Materials provided —

·····

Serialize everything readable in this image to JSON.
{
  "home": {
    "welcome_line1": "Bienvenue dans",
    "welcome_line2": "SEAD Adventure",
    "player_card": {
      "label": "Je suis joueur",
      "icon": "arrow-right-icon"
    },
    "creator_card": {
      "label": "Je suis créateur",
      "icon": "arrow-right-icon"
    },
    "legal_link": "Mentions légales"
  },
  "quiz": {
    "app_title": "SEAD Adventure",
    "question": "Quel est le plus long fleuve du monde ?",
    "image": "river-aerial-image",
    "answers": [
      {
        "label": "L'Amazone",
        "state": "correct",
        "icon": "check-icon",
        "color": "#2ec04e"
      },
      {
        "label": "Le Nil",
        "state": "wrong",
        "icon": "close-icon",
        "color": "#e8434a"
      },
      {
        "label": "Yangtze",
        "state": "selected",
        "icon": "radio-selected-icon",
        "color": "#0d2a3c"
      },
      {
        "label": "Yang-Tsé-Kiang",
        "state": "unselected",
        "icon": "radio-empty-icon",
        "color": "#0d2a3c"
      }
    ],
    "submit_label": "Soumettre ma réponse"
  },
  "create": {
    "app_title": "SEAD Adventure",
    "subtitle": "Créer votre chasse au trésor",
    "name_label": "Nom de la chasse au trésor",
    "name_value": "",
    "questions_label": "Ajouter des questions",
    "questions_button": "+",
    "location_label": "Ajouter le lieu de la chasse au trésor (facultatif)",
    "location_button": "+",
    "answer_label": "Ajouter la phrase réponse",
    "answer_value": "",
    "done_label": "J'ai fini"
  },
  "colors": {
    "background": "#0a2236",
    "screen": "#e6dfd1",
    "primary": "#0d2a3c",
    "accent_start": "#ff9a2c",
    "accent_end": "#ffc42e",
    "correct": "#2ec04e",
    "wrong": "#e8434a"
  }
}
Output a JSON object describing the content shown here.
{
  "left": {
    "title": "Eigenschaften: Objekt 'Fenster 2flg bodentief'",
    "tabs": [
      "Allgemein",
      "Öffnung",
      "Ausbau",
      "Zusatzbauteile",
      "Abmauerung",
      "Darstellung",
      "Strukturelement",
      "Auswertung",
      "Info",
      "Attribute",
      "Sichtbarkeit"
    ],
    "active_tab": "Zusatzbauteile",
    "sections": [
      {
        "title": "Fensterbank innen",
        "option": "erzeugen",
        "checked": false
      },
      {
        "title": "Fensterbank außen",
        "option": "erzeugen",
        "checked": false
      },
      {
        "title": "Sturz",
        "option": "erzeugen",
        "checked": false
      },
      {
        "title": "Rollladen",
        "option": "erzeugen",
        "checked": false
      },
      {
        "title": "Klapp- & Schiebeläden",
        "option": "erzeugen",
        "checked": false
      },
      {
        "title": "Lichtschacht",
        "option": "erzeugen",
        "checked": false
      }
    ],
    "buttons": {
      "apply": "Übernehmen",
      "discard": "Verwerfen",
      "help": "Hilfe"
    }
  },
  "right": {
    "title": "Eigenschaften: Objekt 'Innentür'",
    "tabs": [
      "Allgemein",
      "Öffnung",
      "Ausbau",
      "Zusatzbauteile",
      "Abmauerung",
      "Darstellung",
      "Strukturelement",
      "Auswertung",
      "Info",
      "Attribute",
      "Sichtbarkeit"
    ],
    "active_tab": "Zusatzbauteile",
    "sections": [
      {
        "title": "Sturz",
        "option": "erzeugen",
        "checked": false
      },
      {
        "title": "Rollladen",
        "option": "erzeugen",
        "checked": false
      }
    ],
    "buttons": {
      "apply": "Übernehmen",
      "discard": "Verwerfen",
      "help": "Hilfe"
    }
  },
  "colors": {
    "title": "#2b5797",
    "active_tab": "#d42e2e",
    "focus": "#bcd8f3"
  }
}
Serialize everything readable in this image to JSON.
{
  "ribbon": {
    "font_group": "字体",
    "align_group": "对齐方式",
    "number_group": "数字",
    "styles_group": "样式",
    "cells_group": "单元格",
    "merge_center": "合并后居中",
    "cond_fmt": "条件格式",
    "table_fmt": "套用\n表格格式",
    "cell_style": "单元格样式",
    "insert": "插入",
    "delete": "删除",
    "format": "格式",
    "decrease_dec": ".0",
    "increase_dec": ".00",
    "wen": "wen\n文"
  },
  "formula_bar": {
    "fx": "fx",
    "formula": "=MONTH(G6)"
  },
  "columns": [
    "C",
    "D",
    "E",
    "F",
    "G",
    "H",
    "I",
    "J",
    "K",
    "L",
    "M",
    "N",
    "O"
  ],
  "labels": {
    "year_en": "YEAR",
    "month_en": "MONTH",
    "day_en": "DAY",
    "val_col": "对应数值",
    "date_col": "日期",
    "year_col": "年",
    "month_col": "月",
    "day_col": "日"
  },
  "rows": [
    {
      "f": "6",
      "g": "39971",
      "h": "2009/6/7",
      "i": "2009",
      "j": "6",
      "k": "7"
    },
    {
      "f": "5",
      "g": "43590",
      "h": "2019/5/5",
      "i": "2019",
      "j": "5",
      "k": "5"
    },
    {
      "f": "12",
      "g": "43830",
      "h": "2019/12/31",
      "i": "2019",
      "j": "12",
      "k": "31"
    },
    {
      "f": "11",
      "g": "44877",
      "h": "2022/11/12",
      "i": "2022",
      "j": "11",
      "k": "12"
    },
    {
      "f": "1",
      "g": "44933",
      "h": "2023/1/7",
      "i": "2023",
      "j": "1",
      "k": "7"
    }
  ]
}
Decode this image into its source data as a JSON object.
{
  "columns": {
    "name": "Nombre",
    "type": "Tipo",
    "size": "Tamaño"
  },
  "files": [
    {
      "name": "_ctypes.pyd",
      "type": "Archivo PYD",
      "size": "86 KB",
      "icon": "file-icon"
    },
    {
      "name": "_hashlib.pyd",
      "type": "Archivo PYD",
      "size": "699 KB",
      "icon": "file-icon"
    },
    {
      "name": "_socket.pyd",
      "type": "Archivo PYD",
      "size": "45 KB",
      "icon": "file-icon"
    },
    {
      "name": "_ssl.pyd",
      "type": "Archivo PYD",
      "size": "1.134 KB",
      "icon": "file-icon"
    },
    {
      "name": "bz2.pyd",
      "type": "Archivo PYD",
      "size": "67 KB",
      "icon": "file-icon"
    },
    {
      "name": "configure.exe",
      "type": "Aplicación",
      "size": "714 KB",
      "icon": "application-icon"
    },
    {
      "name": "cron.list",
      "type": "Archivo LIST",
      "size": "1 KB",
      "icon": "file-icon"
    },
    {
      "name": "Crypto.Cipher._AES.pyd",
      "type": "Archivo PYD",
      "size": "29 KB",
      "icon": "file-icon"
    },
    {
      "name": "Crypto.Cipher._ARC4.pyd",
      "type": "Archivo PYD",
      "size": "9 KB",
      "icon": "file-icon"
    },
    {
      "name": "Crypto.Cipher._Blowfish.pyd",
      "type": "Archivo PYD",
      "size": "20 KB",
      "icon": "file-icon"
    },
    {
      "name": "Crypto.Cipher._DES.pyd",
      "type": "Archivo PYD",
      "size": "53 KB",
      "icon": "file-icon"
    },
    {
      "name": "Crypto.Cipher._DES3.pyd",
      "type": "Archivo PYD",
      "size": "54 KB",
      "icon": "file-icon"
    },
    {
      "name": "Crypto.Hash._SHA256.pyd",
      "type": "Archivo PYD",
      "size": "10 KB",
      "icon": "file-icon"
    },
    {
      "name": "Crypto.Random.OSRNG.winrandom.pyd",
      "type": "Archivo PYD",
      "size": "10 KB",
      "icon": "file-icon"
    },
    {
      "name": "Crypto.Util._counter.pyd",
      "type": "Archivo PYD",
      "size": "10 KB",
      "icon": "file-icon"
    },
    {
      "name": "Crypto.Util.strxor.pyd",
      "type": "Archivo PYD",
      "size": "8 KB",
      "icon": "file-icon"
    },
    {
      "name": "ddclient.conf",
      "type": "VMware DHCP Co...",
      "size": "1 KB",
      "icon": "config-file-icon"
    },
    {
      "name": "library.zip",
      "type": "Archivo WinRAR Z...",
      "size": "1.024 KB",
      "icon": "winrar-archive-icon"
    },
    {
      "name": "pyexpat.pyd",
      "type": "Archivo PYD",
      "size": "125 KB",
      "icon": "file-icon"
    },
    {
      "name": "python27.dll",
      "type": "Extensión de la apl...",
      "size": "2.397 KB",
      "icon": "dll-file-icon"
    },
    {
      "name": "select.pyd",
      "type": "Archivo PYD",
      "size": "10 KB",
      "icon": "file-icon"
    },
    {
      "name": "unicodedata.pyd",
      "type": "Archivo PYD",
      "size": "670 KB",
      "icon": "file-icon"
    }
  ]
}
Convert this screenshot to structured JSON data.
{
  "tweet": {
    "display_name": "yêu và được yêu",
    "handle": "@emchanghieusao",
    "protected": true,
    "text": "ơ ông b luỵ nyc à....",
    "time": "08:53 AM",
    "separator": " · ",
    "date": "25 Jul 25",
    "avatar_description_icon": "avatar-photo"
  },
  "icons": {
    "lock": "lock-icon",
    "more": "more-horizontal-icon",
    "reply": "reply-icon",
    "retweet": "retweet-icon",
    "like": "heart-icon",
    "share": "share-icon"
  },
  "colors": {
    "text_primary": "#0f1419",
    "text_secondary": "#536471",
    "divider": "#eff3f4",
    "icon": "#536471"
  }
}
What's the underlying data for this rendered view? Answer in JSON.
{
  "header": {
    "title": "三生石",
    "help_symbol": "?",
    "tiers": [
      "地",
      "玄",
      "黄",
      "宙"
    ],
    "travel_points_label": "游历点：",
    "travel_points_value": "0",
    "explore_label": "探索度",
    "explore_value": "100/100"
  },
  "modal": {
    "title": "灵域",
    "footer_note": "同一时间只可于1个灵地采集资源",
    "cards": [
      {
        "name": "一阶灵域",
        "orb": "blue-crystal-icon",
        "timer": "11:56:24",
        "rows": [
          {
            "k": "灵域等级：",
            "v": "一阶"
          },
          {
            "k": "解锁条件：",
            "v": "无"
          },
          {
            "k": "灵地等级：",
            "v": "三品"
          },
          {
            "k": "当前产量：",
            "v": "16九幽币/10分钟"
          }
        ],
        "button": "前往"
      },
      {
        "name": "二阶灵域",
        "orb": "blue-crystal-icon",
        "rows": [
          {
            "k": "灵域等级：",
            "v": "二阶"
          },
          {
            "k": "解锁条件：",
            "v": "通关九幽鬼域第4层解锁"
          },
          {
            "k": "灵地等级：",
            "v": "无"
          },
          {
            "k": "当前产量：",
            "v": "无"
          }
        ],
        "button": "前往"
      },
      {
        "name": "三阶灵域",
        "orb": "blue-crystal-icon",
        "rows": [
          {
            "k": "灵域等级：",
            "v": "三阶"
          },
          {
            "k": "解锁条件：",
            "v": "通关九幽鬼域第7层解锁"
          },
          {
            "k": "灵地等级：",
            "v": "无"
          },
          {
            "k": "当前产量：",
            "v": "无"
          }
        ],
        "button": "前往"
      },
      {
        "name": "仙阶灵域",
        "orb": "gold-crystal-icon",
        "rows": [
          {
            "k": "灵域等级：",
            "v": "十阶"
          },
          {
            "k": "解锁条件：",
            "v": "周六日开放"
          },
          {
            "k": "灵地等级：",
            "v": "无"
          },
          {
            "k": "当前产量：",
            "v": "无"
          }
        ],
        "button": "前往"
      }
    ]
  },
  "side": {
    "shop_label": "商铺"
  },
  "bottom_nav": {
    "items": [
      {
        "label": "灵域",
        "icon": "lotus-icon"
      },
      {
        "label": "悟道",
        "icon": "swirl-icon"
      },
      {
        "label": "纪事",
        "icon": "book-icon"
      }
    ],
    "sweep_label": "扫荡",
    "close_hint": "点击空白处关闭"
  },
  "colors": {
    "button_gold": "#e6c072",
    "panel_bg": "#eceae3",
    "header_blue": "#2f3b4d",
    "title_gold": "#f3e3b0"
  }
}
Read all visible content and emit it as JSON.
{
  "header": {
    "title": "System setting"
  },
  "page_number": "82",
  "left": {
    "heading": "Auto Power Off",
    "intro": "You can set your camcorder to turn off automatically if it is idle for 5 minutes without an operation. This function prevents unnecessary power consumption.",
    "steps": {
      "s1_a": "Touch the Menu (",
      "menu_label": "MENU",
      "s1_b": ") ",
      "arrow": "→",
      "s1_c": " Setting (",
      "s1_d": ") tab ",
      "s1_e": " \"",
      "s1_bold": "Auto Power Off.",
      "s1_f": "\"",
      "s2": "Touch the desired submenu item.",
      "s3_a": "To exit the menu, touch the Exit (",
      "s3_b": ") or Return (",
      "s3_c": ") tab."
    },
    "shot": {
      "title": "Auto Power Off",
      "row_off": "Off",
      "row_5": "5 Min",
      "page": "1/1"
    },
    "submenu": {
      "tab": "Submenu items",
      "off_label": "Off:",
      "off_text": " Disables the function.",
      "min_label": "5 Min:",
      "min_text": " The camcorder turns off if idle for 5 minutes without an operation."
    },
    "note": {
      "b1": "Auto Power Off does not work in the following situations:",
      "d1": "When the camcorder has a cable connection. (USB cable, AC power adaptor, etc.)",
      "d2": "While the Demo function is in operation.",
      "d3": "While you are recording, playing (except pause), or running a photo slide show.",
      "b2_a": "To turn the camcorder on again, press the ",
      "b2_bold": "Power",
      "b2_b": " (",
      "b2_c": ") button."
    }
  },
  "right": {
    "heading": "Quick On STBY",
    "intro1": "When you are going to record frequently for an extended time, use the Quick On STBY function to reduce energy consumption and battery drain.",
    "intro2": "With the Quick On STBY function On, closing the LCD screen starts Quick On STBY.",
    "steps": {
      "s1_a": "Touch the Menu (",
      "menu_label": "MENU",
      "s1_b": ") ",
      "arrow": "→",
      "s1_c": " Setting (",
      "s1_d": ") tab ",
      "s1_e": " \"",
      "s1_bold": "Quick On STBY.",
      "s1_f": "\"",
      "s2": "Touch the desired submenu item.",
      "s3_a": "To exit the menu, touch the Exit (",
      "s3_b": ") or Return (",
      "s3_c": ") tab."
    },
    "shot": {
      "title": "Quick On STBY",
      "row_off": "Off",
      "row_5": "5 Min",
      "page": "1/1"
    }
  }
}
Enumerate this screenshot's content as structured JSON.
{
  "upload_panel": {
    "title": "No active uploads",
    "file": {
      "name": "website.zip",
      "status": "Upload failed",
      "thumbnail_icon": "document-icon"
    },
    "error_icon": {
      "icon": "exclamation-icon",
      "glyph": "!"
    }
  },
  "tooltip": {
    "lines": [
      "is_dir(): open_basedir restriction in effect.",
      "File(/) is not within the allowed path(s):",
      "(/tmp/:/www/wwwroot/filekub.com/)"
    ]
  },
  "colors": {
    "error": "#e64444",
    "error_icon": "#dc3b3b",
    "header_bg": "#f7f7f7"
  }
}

·····

Stated exercise — The records are above. How many lines in them contain the word "photo"? Give the number alone.

Output below — 2